| BRIEF |
Without including any images, repeat the data exactly.

| EXTRACTED DATA |
══════════════════════════════
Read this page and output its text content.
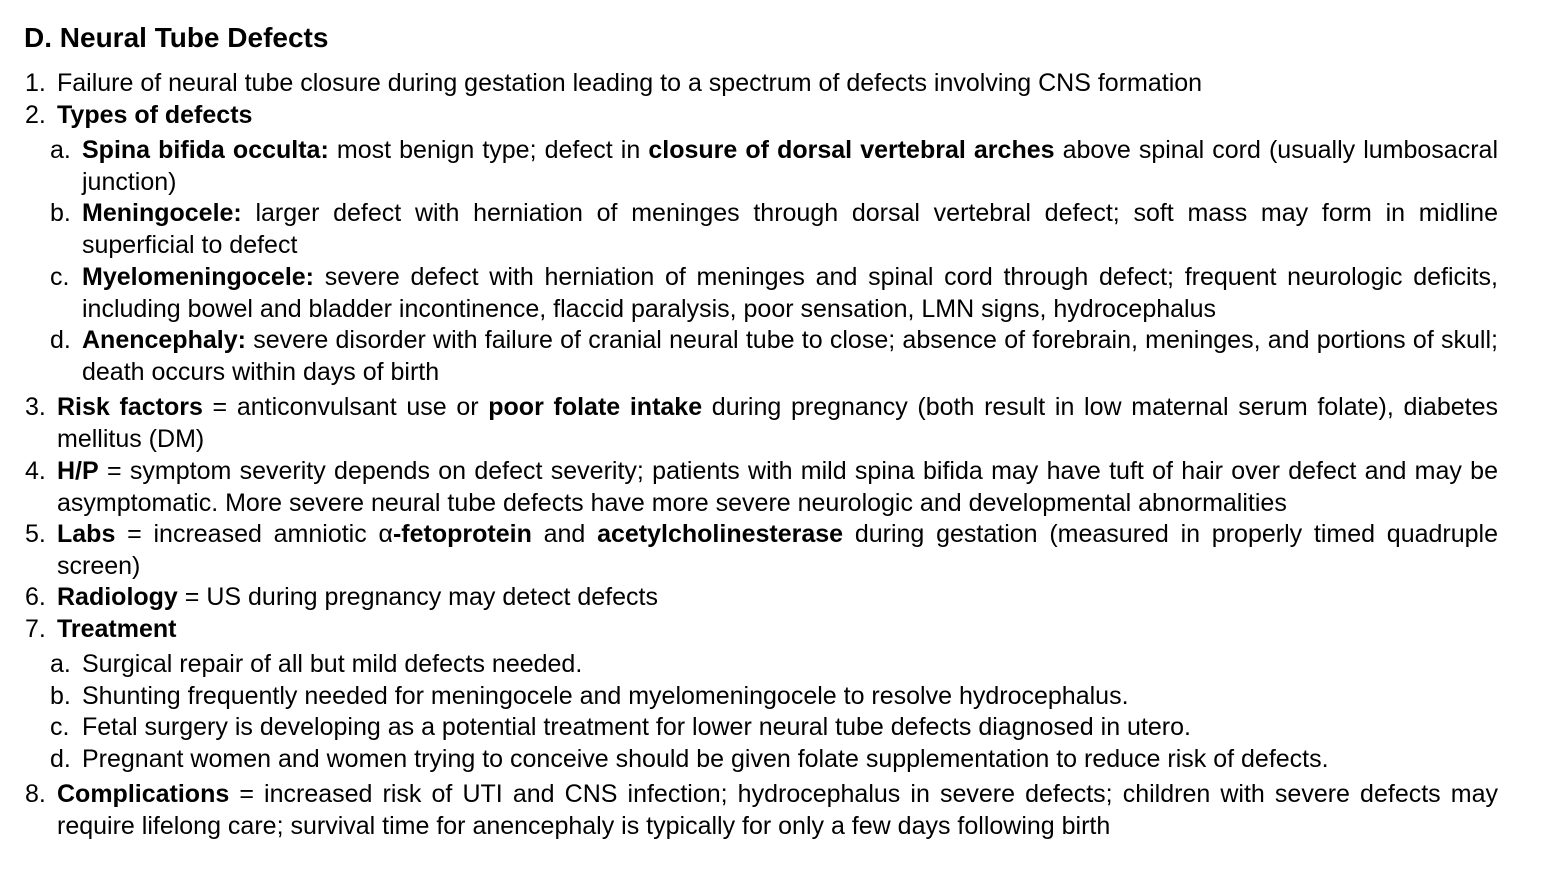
D. Neural Tube Defects
1. Failure of neural tube closure during gestation leading to a spectrum of defects involving CNS formation
2. Types of defects
a. Spina bifida occulta: most benign type; defect in closure of dorsal vertebral arches above spinal cord (usually lumbosacral junction)
b. Meningocele: larger defect with herniation of meninges through dorsal vertebral defect; soft mass may form in midline superficial to defect
c. Myelomeningocele: severe defect with herniation of meninges and spinal cord through defect; frequent neurologic deficits, including bowel and bladder incontinence, flaccid paralysis, poor sensation, LMN signs, hydrocephalus
d. Anencephaly: severe disorder with failure of cranial neural tube to close; absence of forebrain, meninges, and portions of skull; death occurs within days of birth
3. Risk factors = anticonvulsant use or poor folate intake during pregnancy (both result in low maternal serum folate), diabetes mellitus (DM)
4. H/P = symptom severity depends on defect severity; patients with mild spina bifida may have tuft of hair over defect and may be asymptomatic. More severe neural tube defects have more severe neurologic and developmental abnormalities
5. Labs = increased amniotic α-fetoprotein and acetylcholinesterase during gestation (measured in properly timed quadruple screen)
6. Radiology = US during pregnancy may detect defects
7. Treatment
a. Surgical repair of all but mild defects needed.
b. Shunting frequently needed for meningocele and myelomeningocele to resolve hydrocephalus.
c. Fetal surgery is developing as a potential treatment for lower neural tube defects diagnosed in utero.
d. Pregnant women and women trying to conceive should be given folate supplementation to reduce risk of defects.
8. Complications = increased risk of UTI and CNS infection; hydrocephalus in severe defects; children with severe defects may require lifelong care; survival time for anencephaly is typically for only a few days following birth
══════════════════════════════
| RESULT FOR THIS EXERCISE |
Read this page and output its text content.
D. Neural Tube Defects
1. Failure of neural tube closure during gestation leading to a spectrum of defects involving CNS formation
2. Types of defects
a. Spina bifida occulta: most benign type; defect in closure of dorsal vertebral arches above spinal cord (usually lumbosacral junction)
b. Meningocele: larger defect with herniation of meninges through dorsal vertebral defect; soft mass may form in midline superficial to defect
c. Myelomeningocele: severe defect with herniation of meninges and spinal cord through defect; frequent neurologic deficits, including bowel and bladder incontinence, flaccid paralysis, poor sensation, LMN signs, hydrocephalus
d. Anencephaly: severe disorder with failure of cranial neural tube to close; absence of forebrain, meninges, and portions of skull; death occurs within days of birth
3. Risk factors = anticonvulsant use or poor folate intake during pregnancy (both result in low maternal serum folate), diabetes mellitus (DM)
4. H/P = symptom severity depends on defect severity; patients with mild spina bifida may have tuft of hair over defect and may be asymptomatic. More severe neural tube defects have more severe neurologic and developmental abnormalities
5. Labs = increased amniotic α-fetoprotein and acetylcholinesterase during gestation (measured in properly timed quadruple screen)
6. Radiology = US during pregnancy may detect defects
7. Treatment
a. Surgical repair of all but mild defects needed.
b. Shunting frequently needed for meningocele and myelomeningocele to resolve hydrocephalus.
c. Fetal surgery is developing as a potential treatment for lower neural tube defects diagnosed in utero.
d. Pregnant women and women trying to conceive should be given folate supplementation to reduce risk of defects.
8. Complications = increased risk of UTI and CNS infection; hydrocephalus in severe defects; children with severe defects may require lifelong care; survival time for anencephaly is typically for only a few days following birth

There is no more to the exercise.